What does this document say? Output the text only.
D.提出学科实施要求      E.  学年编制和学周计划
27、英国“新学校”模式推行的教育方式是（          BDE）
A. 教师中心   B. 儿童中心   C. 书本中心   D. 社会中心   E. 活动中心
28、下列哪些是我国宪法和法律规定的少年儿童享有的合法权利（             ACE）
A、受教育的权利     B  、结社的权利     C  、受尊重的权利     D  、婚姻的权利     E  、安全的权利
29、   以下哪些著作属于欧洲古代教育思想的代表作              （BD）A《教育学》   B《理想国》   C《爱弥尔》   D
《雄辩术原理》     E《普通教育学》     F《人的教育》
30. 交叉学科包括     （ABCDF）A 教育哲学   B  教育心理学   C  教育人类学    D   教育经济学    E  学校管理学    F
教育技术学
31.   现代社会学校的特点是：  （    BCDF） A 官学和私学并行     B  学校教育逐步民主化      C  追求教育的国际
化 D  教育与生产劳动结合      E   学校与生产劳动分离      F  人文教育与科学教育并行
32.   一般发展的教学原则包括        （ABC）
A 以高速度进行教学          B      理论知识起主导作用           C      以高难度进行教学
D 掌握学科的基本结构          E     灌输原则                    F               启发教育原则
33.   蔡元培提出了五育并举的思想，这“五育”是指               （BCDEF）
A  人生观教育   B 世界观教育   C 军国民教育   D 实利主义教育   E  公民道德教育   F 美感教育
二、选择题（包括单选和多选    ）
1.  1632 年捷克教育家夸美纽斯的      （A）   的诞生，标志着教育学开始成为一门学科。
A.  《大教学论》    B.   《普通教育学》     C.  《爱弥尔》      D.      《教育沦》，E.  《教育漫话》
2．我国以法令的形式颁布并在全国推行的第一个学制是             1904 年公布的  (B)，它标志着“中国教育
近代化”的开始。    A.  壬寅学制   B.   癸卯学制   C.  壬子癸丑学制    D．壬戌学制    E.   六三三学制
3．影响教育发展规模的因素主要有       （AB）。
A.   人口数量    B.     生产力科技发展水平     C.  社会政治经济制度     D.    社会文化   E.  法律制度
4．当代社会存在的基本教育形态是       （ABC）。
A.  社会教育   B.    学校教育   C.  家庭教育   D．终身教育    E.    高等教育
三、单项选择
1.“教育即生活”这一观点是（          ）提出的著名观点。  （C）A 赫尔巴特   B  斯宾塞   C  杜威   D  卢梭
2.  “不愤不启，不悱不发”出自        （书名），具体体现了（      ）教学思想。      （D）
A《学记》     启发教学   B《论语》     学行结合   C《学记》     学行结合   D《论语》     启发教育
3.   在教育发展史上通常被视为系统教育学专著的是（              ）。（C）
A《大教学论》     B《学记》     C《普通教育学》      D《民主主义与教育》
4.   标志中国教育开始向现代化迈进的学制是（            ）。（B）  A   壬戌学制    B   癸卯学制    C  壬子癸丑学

....

Given exercise:
Show all lines from the listing above in which "壬戌学制" appears.

Exercise output:
近代化”的开始。    A.  壬寅学制   B.   癸卯学制   C.  壬子癸丑学制    D．壬戌学制    E.   六三三学制
4.   标志中国教育开始向现代化迈进的学制是（            ）。（B）  A   壬戌学制    B   癸卯学制    C  壬子癸丑学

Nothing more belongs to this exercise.